- _Jobs_
[1] In the housing market forecast excerpt, reproduce the text between "That is the" and "in a statement.", inclusive.
[2] According to the housing market forecast excerpt, by how much does Royal LePage predict the aggregate price of a Canadian dwelling will rise in 2016?

>> Start Document excerpt

That is the crux of the latest Canadian housing market forecast from Royal LePage, among the country’s largest realtors, which was released today alongside its pricing survey spanning 53 large local markets.
“The frenetic pace of our country’s largest housing markets should moderate throughout the year ahead,” said Phil Soper, Royal LePage’s president and CEO, in a statement.
By the end of 2015’s fourth quarter, Royal LePage said the aggregate home price, which is based on weighted median prices of bungalows, two-storey homes, and condos, reached $500,688, a 6.5 per cent increase over the same time a year earlier. The real estate company now predicts the aggregate price of a Canadian dwelling will climb 4.1 per cent higher in 2016.
“While most of the country will continue to see house value appreciation in 2016, we expect that the pace of price increases in Greater Vancouver and the Greater Toronto Area — where real estate appreciation has significantly outpaced job and wage growth — will settle to a more sustainable, single-digit price increase trajectory,” Soper continued.
In 2015, the aggregate price of a home in the GTA shot up 8.6 per cent to $605,898, spurred by a dearth of inventory. This was especially true in the low-rise segments of the market: for two-storey homes, the median price shot up to $715,252, a 9.7 year-over-year increase, while the median price of a bungalow was $596,842, up 7.8 per cent from a year prior. Condominium units, which are in greater supply, registered a median price of $361,809 for 2015, accounting for a 3.7 per cent rise.

>> End Document excerpt
>> Start Supplied information

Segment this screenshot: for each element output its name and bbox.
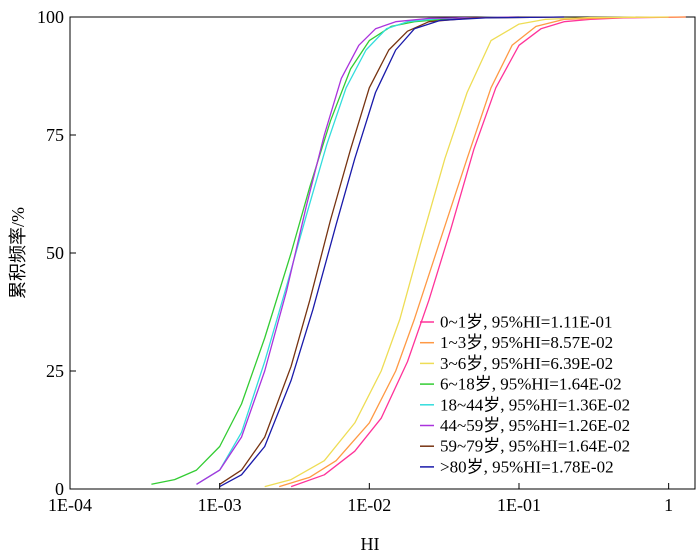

>> End Supplied information

- _Outputs in order_
[1]
That is the crux of the latest Canadian housing market forecast from Royal LePage, among the country’s largest realtors, which was released today alongside its pricing survey spanning 53 large local markets.
“The frenetic pace of our country’s largest housing markets should moderate throughout the year ahead,” said Phil Soper, Royal LePage’s president and CEO, in a statement.

[2] 4.1 per cent